## DATASET RECORDS
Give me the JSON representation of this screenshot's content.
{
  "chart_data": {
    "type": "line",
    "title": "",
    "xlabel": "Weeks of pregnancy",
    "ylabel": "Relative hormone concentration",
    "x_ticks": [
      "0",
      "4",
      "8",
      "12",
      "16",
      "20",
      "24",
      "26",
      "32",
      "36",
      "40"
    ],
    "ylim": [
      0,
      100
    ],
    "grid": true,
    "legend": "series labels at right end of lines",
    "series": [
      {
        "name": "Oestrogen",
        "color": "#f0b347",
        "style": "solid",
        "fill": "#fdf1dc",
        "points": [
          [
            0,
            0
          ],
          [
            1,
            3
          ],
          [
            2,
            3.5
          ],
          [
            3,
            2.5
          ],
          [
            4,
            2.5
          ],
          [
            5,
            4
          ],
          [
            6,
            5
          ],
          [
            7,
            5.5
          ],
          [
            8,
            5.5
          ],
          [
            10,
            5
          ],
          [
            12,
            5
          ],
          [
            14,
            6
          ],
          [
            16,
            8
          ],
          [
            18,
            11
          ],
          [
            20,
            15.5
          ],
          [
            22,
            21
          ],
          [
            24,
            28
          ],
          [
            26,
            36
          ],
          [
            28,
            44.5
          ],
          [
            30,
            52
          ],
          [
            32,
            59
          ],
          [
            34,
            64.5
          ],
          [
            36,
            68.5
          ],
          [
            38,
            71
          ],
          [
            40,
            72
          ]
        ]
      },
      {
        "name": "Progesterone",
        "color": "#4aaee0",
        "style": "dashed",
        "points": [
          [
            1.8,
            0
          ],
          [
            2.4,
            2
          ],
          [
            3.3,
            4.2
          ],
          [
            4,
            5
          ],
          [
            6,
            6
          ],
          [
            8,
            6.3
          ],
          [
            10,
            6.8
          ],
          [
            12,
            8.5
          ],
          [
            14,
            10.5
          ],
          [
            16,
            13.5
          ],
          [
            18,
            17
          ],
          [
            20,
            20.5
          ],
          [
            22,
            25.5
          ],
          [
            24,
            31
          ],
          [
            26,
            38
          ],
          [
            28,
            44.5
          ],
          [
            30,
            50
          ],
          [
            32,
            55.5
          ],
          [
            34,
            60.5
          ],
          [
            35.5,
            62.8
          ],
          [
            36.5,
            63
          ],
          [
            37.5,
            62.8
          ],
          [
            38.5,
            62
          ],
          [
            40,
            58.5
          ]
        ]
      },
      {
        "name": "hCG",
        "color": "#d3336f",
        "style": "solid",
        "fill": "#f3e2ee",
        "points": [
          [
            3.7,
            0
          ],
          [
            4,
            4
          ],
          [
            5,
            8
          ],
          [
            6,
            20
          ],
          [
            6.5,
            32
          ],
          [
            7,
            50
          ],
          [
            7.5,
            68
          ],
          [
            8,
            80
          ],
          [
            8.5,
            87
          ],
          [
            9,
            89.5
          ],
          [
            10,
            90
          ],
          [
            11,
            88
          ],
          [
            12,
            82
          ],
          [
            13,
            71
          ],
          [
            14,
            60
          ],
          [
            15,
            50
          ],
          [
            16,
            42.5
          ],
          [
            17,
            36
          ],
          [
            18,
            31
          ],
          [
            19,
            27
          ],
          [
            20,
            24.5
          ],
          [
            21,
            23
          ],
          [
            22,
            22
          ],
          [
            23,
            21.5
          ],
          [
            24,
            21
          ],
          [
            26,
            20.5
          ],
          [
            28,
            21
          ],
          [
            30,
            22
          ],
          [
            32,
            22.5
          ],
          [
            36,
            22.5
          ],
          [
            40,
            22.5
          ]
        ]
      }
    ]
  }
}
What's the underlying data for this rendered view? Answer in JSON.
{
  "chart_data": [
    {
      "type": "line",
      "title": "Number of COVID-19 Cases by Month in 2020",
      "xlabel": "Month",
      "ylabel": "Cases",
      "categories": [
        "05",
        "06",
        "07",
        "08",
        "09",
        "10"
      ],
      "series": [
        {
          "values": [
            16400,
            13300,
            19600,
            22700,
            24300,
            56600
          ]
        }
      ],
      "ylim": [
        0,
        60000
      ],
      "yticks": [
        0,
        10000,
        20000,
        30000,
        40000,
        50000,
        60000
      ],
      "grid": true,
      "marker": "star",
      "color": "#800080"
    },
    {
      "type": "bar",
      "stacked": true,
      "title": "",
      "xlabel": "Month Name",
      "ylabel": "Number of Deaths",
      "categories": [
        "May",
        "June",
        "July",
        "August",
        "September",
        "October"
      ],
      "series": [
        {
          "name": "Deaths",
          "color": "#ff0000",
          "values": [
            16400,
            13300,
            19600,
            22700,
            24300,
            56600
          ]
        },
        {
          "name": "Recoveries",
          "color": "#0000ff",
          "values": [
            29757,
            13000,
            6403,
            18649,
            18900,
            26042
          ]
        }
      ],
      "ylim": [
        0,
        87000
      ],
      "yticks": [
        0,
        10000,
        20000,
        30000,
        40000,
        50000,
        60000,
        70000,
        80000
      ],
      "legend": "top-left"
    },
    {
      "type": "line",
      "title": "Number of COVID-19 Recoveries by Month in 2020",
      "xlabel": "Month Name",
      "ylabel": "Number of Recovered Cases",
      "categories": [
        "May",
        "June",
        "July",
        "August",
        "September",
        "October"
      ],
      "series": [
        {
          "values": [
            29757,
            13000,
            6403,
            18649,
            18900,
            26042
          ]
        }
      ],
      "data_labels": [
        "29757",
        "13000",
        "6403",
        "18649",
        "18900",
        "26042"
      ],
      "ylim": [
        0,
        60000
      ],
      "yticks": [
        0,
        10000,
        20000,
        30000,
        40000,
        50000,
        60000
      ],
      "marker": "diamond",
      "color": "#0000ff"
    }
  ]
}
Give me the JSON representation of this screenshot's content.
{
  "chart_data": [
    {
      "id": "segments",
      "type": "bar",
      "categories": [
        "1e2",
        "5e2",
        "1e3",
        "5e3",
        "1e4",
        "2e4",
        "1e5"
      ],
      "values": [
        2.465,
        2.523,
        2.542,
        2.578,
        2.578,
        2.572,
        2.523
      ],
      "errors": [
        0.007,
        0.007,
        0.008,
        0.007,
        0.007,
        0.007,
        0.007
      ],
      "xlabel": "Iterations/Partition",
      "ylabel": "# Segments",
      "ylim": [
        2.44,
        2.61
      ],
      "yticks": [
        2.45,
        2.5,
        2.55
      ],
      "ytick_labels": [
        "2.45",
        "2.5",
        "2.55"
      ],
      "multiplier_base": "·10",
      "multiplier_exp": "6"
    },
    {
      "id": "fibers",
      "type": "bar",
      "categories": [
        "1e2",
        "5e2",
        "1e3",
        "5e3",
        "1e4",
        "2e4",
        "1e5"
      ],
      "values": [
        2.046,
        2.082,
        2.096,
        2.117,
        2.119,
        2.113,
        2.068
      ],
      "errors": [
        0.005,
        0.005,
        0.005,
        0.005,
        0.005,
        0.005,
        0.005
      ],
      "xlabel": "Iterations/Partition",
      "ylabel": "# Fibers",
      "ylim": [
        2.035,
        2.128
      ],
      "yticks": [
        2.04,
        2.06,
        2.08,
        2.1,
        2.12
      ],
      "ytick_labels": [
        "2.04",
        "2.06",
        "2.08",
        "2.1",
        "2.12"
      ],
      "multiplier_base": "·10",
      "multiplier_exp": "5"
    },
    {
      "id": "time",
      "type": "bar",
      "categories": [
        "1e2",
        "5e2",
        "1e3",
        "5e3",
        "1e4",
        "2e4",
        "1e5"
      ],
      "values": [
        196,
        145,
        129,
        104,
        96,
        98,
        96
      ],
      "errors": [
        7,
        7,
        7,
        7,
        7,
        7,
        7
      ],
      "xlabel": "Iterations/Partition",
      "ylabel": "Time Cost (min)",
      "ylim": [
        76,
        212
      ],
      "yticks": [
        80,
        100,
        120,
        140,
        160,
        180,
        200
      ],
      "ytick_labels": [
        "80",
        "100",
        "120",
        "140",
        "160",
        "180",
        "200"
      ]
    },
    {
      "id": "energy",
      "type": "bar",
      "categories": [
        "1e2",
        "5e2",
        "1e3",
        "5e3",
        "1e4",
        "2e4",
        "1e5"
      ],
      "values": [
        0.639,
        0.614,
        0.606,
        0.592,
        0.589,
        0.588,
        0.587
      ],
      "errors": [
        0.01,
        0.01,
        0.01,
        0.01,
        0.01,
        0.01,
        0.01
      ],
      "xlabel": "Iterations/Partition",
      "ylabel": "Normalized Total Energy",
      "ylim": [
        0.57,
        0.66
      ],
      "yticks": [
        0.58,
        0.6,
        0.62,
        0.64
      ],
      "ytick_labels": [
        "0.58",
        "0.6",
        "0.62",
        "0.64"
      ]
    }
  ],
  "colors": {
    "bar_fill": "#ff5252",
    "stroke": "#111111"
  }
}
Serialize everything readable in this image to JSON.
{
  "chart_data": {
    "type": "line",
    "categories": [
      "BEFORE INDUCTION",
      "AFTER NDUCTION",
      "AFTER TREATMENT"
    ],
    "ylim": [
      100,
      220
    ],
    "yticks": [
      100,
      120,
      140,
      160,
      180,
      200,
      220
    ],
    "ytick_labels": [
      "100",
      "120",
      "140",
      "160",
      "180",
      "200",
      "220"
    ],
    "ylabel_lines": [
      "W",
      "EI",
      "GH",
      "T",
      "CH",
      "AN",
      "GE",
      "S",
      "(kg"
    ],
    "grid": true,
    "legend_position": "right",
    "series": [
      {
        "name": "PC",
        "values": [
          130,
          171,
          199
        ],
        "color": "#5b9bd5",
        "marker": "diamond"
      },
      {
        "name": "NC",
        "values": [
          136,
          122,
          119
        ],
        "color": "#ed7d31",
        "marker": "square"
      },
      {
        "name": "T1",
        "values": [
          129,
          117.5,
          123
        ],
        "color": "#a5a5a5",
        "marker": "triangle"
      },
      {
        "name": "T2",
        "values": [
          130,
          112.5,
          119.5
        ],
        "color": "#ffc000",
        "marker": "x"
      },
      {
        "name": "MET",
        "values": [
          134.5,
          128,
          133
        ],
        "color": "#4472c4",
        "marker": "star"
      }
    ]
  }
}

## WHAT YOU ARE ASKED TO DO
Find every line that holds "Recoveries" and copy it.

## RESULT
          "name": "Recoveries",
      "title": "Number of COVID-19 Recoveries by Month in 2020",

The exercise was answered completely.